Please tally the lines in the records below that contain the string "text", treating case as significant, and give only the number.

Data listing:
++++++

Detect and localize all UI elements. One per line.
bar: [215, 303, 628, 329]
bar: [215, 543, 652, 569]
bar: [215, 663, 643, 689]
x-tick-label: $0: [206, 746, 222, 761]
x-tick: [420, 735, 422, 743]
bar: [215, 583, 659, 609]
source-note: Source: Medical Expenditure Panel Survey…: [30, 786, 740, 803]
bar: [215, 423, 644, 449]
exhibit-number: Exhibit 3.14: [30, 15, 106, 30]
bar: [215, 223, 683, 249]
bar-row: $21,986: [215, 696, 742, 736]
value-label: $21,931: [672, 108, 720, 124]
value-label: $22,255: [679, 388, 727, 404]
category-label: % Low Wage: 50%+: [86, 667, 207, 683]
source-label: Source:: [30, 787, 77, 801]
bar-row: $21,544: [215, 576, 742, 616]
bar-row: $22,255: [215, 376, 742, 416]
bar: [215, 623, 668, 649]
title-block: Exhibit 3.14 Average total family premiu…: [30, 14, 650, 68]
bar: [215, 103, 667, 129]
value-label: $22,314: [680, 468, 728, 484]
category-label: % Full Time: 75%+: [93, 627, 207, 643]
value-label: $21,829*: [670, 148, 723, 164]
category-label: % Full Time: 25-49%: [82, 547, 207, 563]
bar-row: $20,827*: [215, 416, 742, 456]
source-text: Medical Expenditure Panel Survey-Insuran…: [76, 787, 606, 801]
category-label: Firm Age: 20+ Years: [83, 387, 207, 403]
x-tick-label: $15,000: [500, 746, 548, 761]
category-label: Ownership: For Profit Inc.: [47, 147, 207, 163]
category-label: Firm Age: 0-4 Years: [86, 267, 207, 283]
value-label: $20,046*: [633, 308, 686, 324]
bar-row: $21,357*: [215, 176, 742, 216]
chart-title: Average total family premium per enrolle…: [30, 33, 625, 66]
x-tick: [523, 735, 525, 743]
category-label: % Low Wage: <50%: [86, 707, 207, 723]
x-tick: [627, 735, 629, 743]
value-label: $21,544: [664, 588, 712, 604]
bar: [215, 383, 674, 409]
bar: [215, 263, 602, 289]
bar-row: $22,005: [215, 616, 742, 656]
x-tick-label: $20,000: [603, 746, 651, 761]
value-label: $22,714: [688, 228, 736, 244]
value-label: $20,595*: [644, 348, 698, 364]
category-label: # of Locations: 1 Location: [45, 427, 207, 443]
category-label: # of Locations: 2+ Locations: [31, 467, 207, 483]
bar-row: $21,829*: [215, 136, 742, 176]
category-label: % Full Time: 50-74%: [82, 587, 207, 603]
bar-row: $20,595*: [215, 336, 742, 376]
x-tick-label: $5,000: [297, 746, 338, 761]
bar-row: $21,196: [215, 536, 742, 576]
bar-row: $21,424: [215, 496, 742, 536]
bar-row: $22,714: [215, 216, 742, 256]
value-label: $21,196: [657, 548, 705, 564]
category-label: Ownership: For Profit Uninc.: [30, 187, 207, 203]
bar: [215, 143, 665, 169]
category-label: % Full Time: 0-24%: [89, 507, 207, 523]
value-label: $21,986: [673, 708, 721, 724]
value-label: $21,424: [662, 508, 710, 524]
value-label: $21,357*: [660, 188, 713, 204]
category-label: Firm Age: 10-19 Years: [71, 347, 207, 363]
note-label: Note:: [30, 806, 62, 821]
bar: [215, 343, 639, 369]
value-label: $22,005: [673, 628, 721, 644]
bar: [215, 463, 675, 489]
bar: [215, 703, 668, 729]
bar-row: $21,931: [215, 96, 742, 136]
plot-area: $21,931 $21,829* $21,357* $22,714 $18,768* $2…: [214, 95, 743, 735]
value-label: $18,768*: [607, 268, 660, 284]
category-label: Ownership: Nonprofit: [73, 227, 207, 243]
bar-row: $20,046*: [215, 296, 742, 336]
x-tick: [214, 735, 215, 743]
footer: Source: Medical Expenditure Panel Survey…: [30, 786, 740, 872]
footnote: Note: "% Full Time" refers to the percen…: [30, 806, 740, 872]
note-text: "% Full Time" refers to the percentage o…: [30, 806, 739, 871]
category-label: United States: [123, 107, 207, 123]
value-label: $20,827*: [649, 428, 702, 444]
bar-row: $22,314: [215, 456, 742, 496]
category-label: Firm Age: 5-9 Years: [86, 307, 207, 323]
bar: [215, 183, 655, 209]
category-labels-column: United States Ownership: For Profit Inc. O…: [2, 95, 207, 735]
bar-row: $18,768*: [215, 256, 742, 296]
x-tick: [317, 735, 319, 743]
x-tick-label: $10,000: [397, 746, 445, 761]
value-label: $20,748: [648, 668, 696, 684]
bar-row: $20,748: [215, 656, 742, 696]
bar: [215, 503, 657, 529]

++++++

▶ [EXERCISE ANSWER]
2